WHAT THE EXERCISE ASKS: Below are the records; pull every line that includes "this".

Entries from a dataset:
____________

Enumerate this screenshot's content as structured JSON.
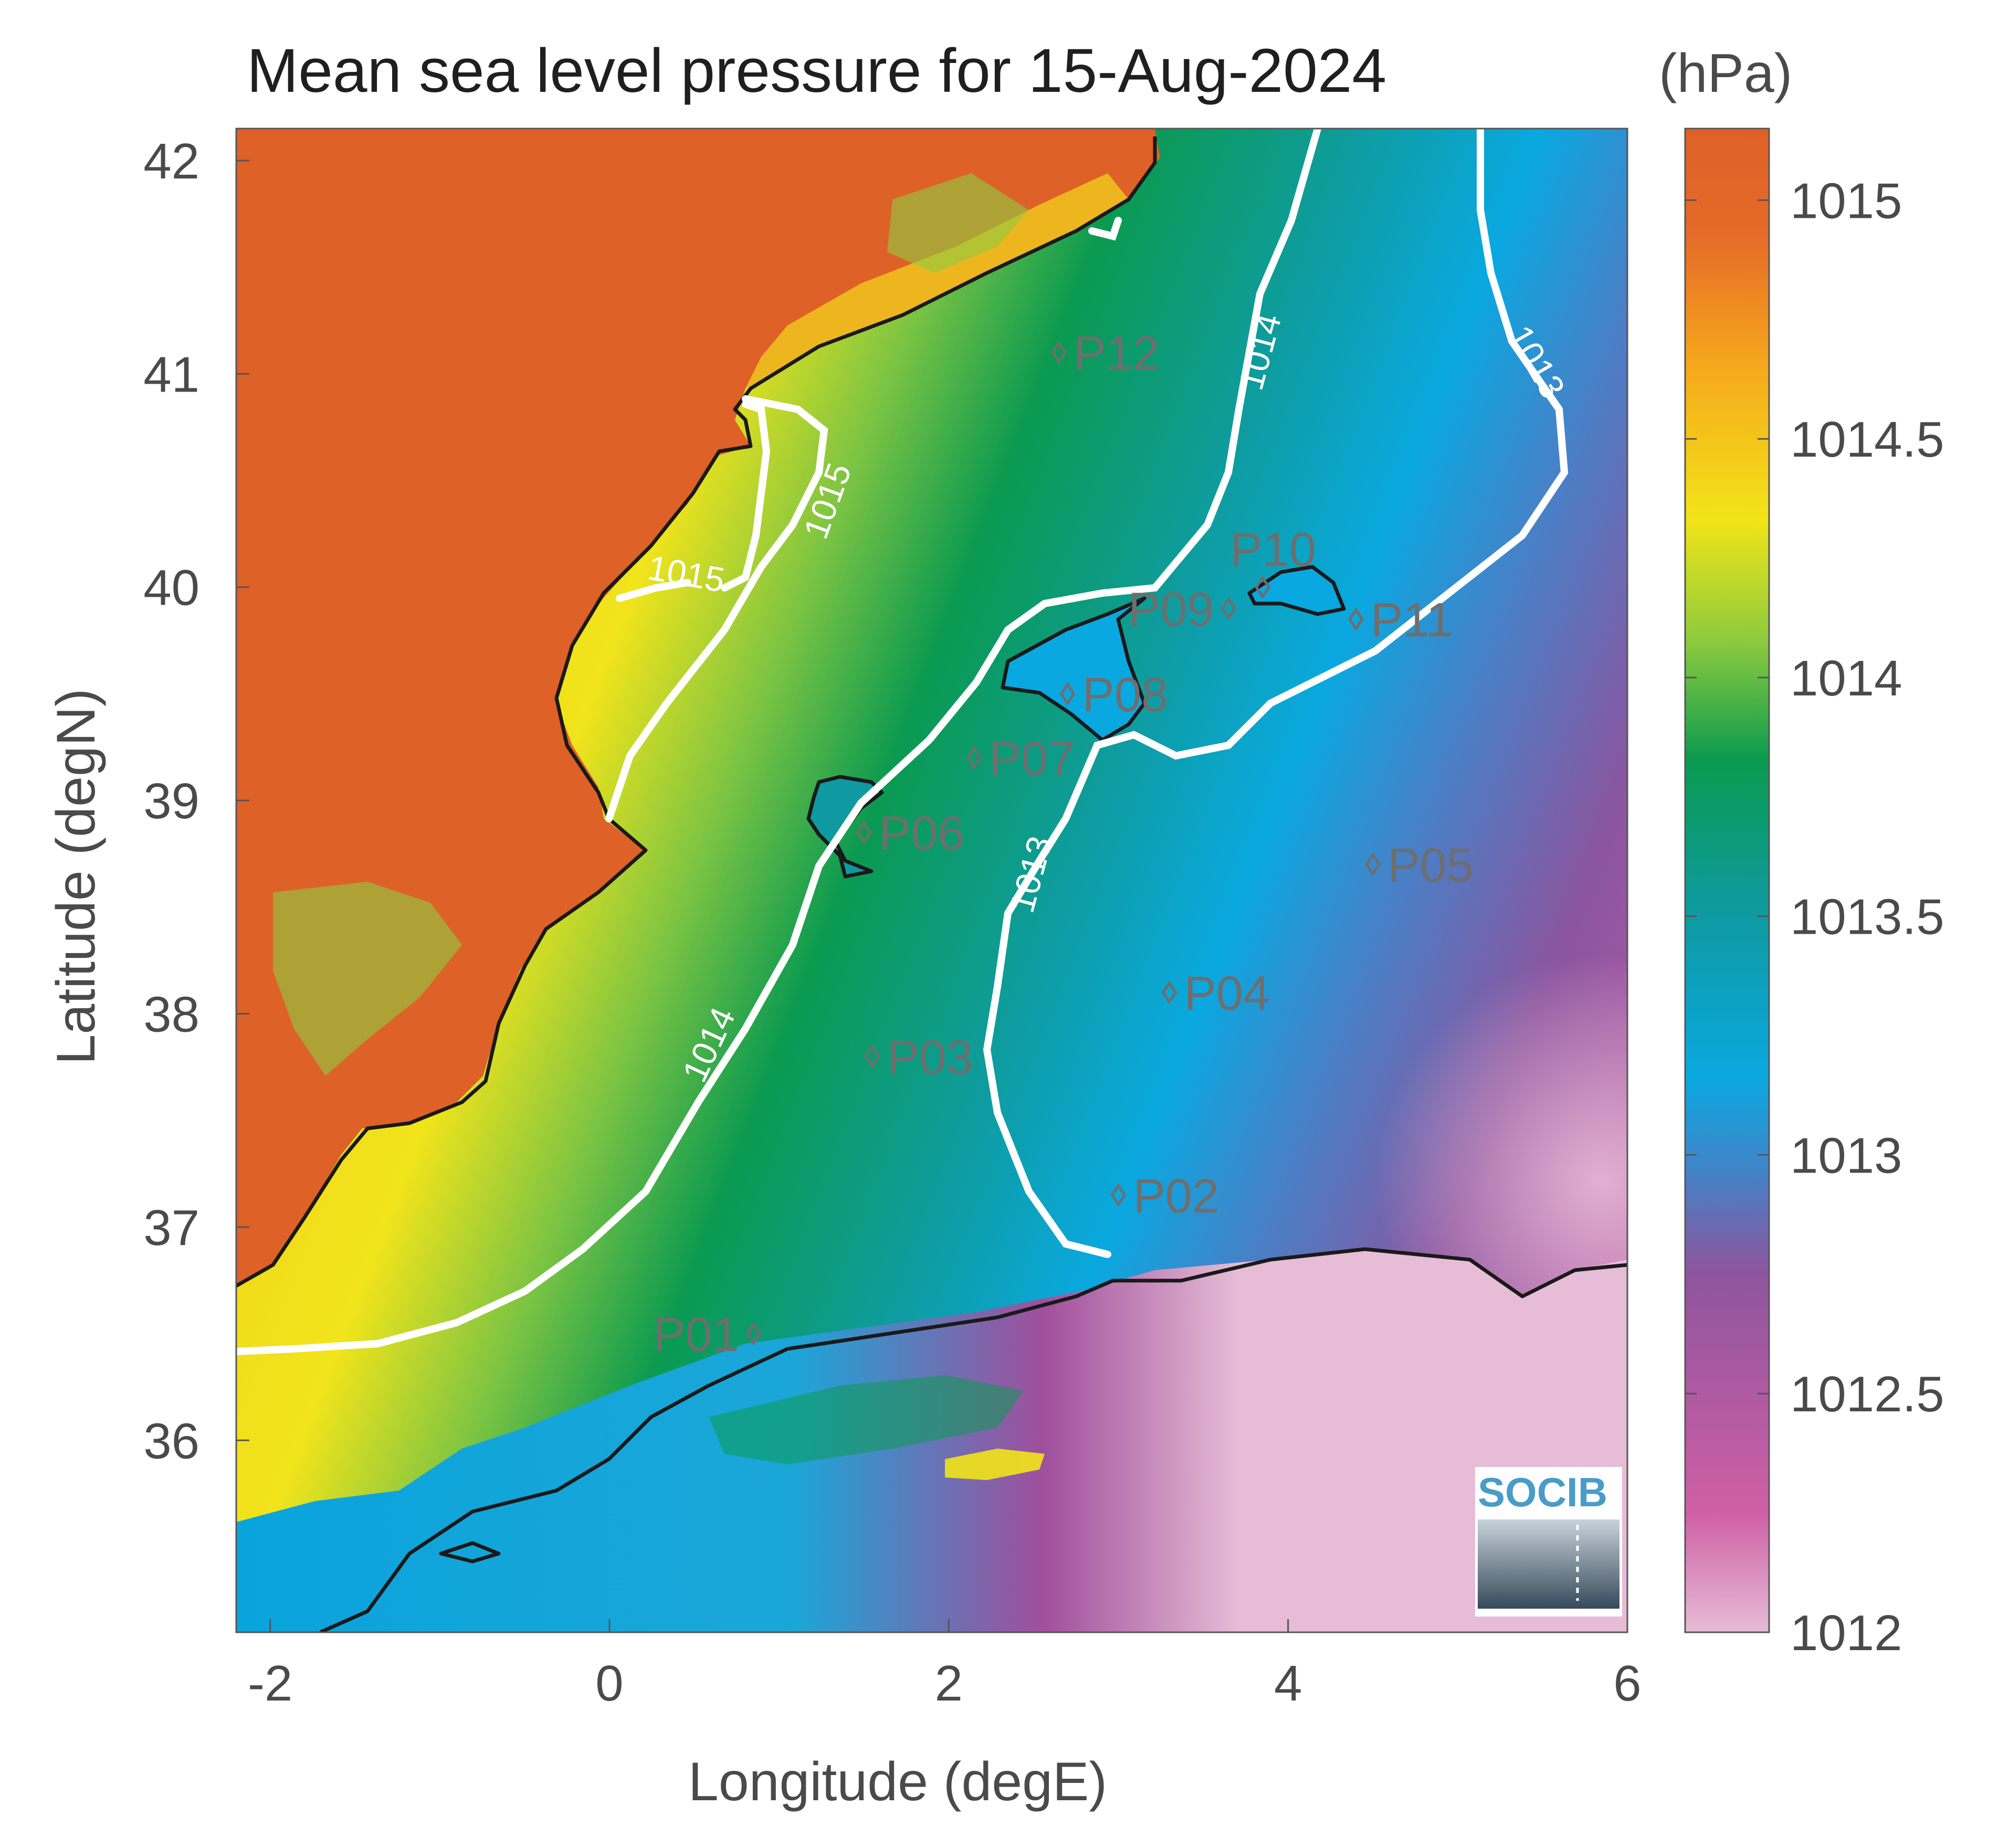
{
  "title": "Mean sea level pressure for 15-Aug-2024",
  "colorbar": {
    "unit": "(hPa)",
    "range": [
      1012,
      1015.15
    ],
    "ticks": [
      1012,
      1012.5,
      1013,
      1013.5,
      1014,
      1014.5,
      1015
    ],
    "tick_labels": [
      "1012",
      "1012.5",
      "1013",
      "1013.5",
      "1014",
      "1014.5",
      "1015"
    ],
    "colors": [
      "#e6bcd6",
      "#cf5fa5",
      "#8d559e",
      "#3f85c9",
      "#0aa8e0",
      "#0e9aa0",
      "#0b9a50",
      "#8ecb3d",
      "#f2e418",
      "#f6a91c",
      "#e56a28"
    ]
  },
  "map": {
    "xlabel": "Longitude (degE)",
    "ylabel": "Latitude (degN)",
    "xlim": [
      -2.2,
      6
    ],
    "ylim": [
      35.1,
      42.15
    ],
    "x_ticks": [
      -2,
      0,
      2,
      4,
      6
    ],
    "x_tick_labels": [
      "-2",
      "0",
      "2",
      "4",
      "6"
    ],
    "y_ticks": [
      36,
      37,
      38,
      39,
      40,
      41,
      42
    ],
    "y_tick_labels": [
      "36",
      "37",
      "38",
      "39",
      "40",
      "41",
      "42"
    ],
    "contours": [
      {
        "level": 1015,
        "labels": [
          {
            "text": "1015",
            "lon": 0.45,
            "lat": 40.05,
            "angle": 10
          },
          {
            "text": "1015",
            "lon": 1.3,
            "lat": 40.4,
            "angle": -70
          }
        ]
      },
      {
        "level": 1014,
        "labels": [
          {
            "text": "1014",
            "lon": 0.6,
            "lat": 37.85,
            "angle": -65
          },
          {
            "text": "1014",
            "lon": 3.85,
            "lat": 41.1,
            "angle": -75
          }
        ]
      },
      {
        "level": 1013,
        "labels": [
          {
            "text": "1013",
            "lon": 2.5,
            "lat": 38.65,
            "angle": -75
          },
          {
            "text": "1013",
            "lon": 5.45,
            "lat": 41.05,
            "angle": 60
          }
        ]
      }
    ]
  },
  "stations": [
    {
      "id": "P01",
      "lon": 0.85,
      "lat": 36.5,
      "label_side": "left"
    },
    {
      "id": "P02",
      "lon": 3.0,
      "lat": 37.15,
      "label_side": "right"
    },
    {
      "id": "P03",
      "lon": 1.55,
      "lat": 37.8,
      "label_side": "right"
    },
    {
      "id": "P04",
      "lon": 3.3,
      "lat": 38.1,
      "label_side": "right"
    },
    {
      "id": "P05",
      "lon": 4.5,
      "lat": 38.7,
      "label_side": "right"
    },
    {
      "id": "P06",
      "lon": 1.5,
      "lat": 38.85,
      "label_side": "right"
    },
    {
      "id": "P07",
      "lon": 2.15,
      "lat": 39.2,
      "label_side": "right"
    },
    {
      "id": "P08",
      "lon": 2.7,
      "lat": 39.5,
      "label_side": "right"
    },
    {
      "id": "P09",
      "lon": 3.65,
      "lat": 39.9,
      "label_side": "left"
    },
    {
      "id": "P10",
      "lon": 3.85,
      "lat": 40.0,
      "label_side": "above"
    },
    {
      "id": "P11",
      "lon": 4.4,
      "lat": 39.85,
      "label_side": "right"
    },
    {
      "id": "P12",
      "lon": 2.65,
      "lat": 41.1,
      "label_side": "right"
    }
  ],
  "logo": {
    "text": "SOCIB"
  }
}
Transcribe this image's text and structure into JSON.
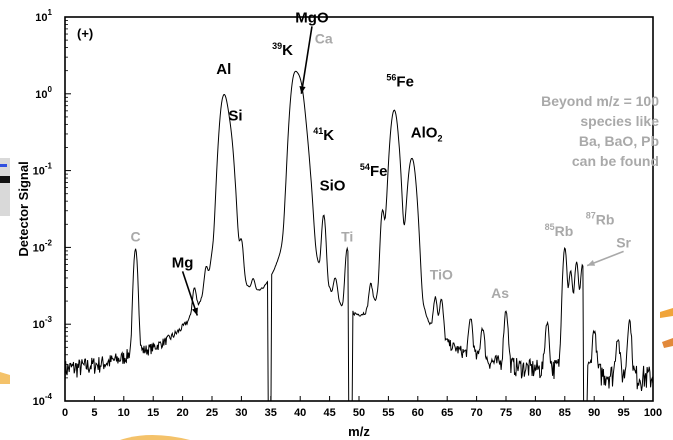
{
  "chart_data": {
    "type": "line",
    "title": "",
    "polarity_label": "(+)",
    "xlabel": "m/z",
    "ylabel": "Detector Signal",
    "xlim": [
      0,
      100
    ],
    "ylim_log10": [
      -4,
      1
    ],
    "y_scale": "log",
    "x_ticks": [
      "0",
      "5",
      "10",
      "15",
      "20",
      "25",
      "30",
      "35",
      "40",
      "45",
      "50",
      "55",
      "60",
      "65",
      "70",
      "75",
      "80",
      "85",
      "90",
      "95",
      "100"
    ],
    "y_ticks": [
      {
        "base": "10",
        "exp": "1",
        "value": 10
      },
      {
        "base": "10",
        "exp": "0",
        "value": 1
      },
      {
        "base": "10",
        "exp": "-1",
        "value": 0.1
      },
      {
        "base": "10",
        "exp": "-2",
        "value": 0.01
      },
      {
        "base": "10",
        "exp": "-3",
        "value": 0.001
      },
      {
        "base": "10",
        "exp": "-4",
        "value": 0.0001
      }
    ],
    "grid": false,
    "series": [
      {
        "color": "#000000",
        "peaks": [
          {
            "x": 12,
            "y": 0.009
          },
          {
            "x": 22,
            "y": 0.0015
          },
          {
            "x": 24,
            "y": 0.0025
          },
          {
            "x": 25,
            "y": 0.0022
          },
          {
            "x": 26,
            "y": 0.005
          },
          {
            "x": 27,
            "y": 0.9
          },
          {
            "x": 28,
            "y": 0.28
          },
          {
            "x": 30,
            "y": 0.008
          },
          {
            "x": 32,
            "y": 0.0012
          },
          {
            "x": 38,
            "y": 0.011
          },
          {
            "x": 39,
            "y": 1.6
          },
          {
            "x": 40,
            "y": 1.2
          },
          {
            "x": 41,
            "y": 0.18
          },
          {
            "x": 42,
            "y": 0.0035
          },
          {
            "x": 44,
            "y": 0.022
          },
          {
            "x": 46,
            "y": 0.0018
          },
          {
            "x": 48,
            "y": 0.008
          },
          {
            "x": 52,
            "y": 0.0017
          },
          {
            "x": 54,
            "y": 0.026
          },
          {
            "x": 56,
            "y": 0.6
          },
          {
            "x": 57,
            "y": 0.011
          },
          {
            "x": 59,
            "y": 0.14
          },
          {
            "x": 60,
            "y": 0.0025
          },
          {
            "x": 63,
            "y": 0.0014
          },
          {
            "x": 64,
            "y": 0.0014
          },
          {
            "x": 69,
            "y": 0.0008
          },
          {
            "x": 71,
            "y": 0.00055
          },
          {
            "x": 75,
            "y": 0.0012
          },
          {
            "x": 82,
            "y": 0.0008
          },
          {
            "x": 85,
            "y": 0.0095
          },
          {
            "x": 86,
            "y": 0.0045
          },
          {
            "x": 87,
            "y": 0.006
          },
          {
            "x": 88,
            "y": 0.0055
          },
          {
            "x": 90,
            "y": 0.0006
          },
          {
            "x": 94,
            "y": 0.00045
          },
          {
            "x": 96,
            "y": 0.0009
          }
        ],
        "dips": [
          {
            "x": 34.8,
            "y": 0.0001
          },
          {
            "x": 48.5,
            "y": 0.0001
          },
          {
            "x": 88.5,
            "y": 0.0001
          }
        ]
      }
    ],
    "annotations": [
      {
        "id": "c",
        "text": "C",
        "color": "gray",
        "x": 12,
        "y": 0.012
      },
      {
        "id": "mg",
        "text": "Mg",
        "color": "black",
        "x": 20,
        "y": 0.0055,
        "arrow_to": {
          "x": 22.5,
          "y": 0.0013
        }
      },
      {
        "id": "al",
        "text": "Al",
        "color": "black",
        "x": 27,
        "y": 1.8
      },
      {
        "id": "si",
        "text": "Si",
        "color": "black",
        "x": 29,
        "y": 0.45
      },
      {
        "id": "k39",
        "sup": "39",
        "text": "K",
        "color": "black",
        "x": 37,
        "y": 3.2
      },
      {
        "id": "mgo",
        "text": "MgO",
        "color": "black",
        "x": 42,
        "y": 8.5,
        "arrow_to": {
          "x": 40.2,
          "y": 1.0
        }
      },
      {
        "id": "ca",
        "text": "Ca",
        "color": "gray",
        "x": 44,
        "y": 4.5
      },
      {
        "id": "k41",
        "sup": "41",
        "text": "K",
        "color": "black",
        "x": 44,
        "y": 0.25
      },
      {
        "id": "sio",
        "text": "SiO",
        "color": "black",
        "x": 45.5,
        "y": 0.055
      },
      {
        "id": "ti",
        "text": "Ti",
        "color": "gray",
        "x": 48,
        "y": 0.012
      },
      {
        "id": "fe54",
        "sup": "54",
        "text": "Fe",
        "color": "black",
        "x": 52.5,
        "y": 0.085
      },
      {
        "id": "fe56",
        "sup": "56",
        "text": "Fe",
        "color": "black",
        "x": 57,
        "y": 1.25
      },
      {
        "id": "alo2",
        "text": "AlO",
        "sub": "2",
        "color": "black",
        "x": 61.5,
        "y": 0.27
      },
      {
        "id": "tio",
        "text": "TiO",
        "color": "gray",
        "x": 64,
        "y": 0.0038
      },
      {
        "id": "as",
        "text": "As",
        "color": "gray",
        "x": 74,
        "y": 0.0022
      },
      {
        "id": "rb85",
        "sup": "85",
        "text": "Rb",
        "color": "gray",
        "x": 84,
        "y": 0.014
      },
      {
        "id": "rb87",
        "sup": "87",
        "text": "Rb",
        "color": "gray",
        "x": 91,
        "y": 0.02
      },
      {
        "id": "sr",
        "text": "Sr",
        "color": "gray",
        "x": 95,
        "y": 0.01,
        "arrow_to": {
          "x": 88.8,
          "y": 0.0058
        }
      }
    ],
    "note_lines": [
      "Beyond m/z = 100",
      "species like",
      "Ba, BaO, Pb",
      "can be found"
    ],
    "colors": {
      "line": "#000000",
      "label_black": "#000000",
      "label_gray": "#a9a9a9"
    }
  }
}
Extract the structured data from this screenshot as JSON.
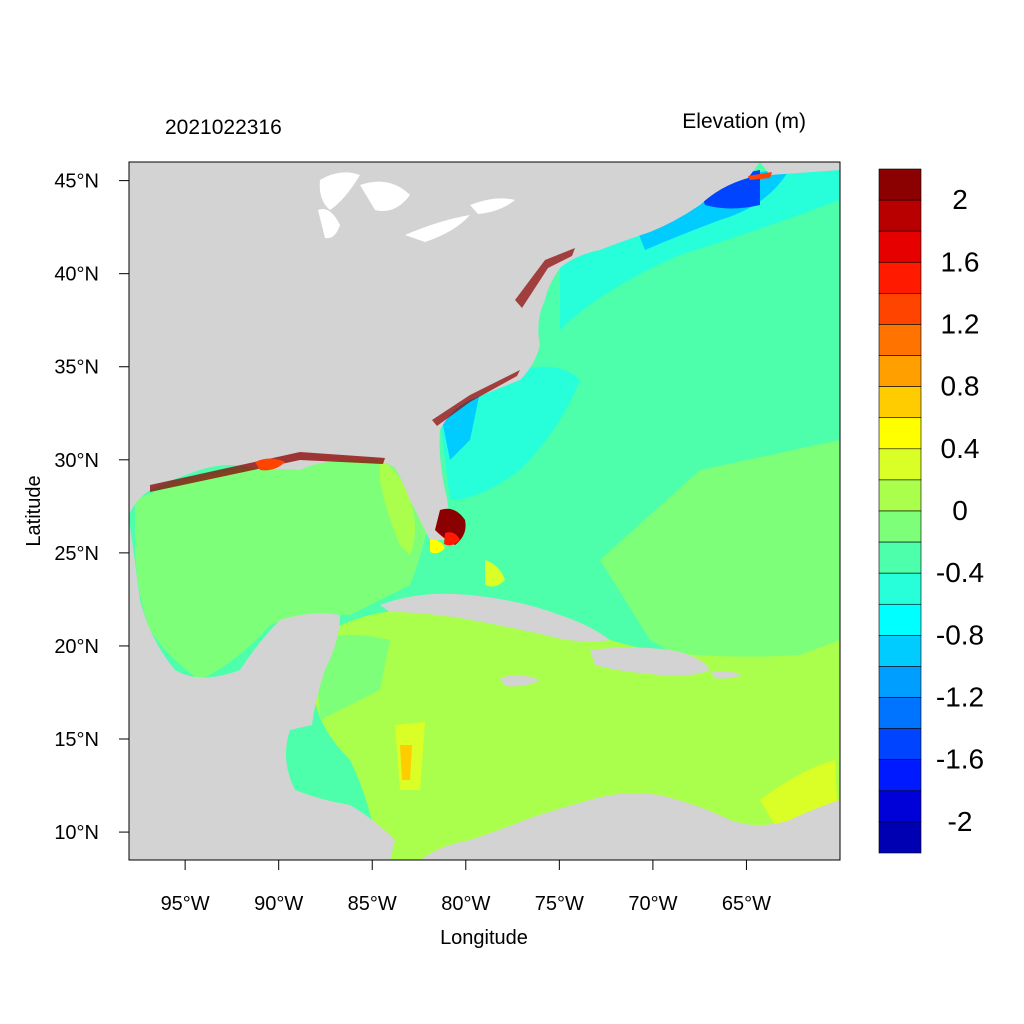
{
  "header": {
    "timestamp": "2021022316",
    "variable_title": "Elevation (m)"
  },
  "axes": {
    "xlabel": "Longitude",
    "ylabel": "Latitude",
    "lon_range": [
      -98,
      -60
    ],
    "lat_range": [
      8.5,
      46
    ],
    "lon_ticks": [
      {
        "value": -95,
        "label": "95°W"
      },
      {
        "value": -90,
        "label": "90°W"
      },
      {
        "value": -85,
        "label": "85°W"
      },
      {
        "value": -80,
        "label": "80°W"
      },
      {
        "value": -75,
        "label": "75°W"
      },
      {
        "value": -70,
        "label": "70°W"
      },
      {
        "value": -65,
        "label": "65°W"
      }
    ],
    "lat_ticks": [
      {
        "value": 45,
        "label": "45°N"
      },
      {
        "value": 40,
        "label": "40°N"
      },
      {
        "value": 35,
        "label": "35°N"
      },
      {
        "value": 30,
        "label": "30°N"
      },
      {
        "value": 25,
        "label": "25°N"
      },
      {
        "value": 20,
        "label": "20°N"
      },
      {
        "value": 15,
        "label": "15°N"
      },
      {
        "value": 10,
        "label": "10°N"
      }
    ]
  },
  "colorbar": {
    "colors_top_to_bottom": [
      "#8b0000",
      "#b80000",
      "#e60000",
      "#ff1a00",
      "#ff4400",
      "#ff7300",
      "#ff9f00",
      "#ffcc00",
      "#ffff00",
      "#d9ff26",
      "#aaff4d",
      "#7dff7a",
      "#4dffaa",
      "#26ffd9",
      "#00ffff",
      "#00ccff",
      "#009fff",
      "#0073ff",
      "#0044ff",
      "#001aff",
      "#0000d9",
      "#0000b3"
    ],
    "labels": [
      "2",
      "1.6",
      "1.2",
      "0.8",
      "0.4",
      "0",
      "-0.4",
      "-0.8",
      "-1.2",
      "-1.6",
      "-2"
    ]
  },
  "colors": {
    "land": "#d3d3d3",
    "lakes": "#ffffff"
  }
}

____________

TASK RESPONSE:
Enumerate this screenshot's content as structured JSON.
Transcribe this image's text and structure into JSON.
Extract the structured data from this screenshot as JSON.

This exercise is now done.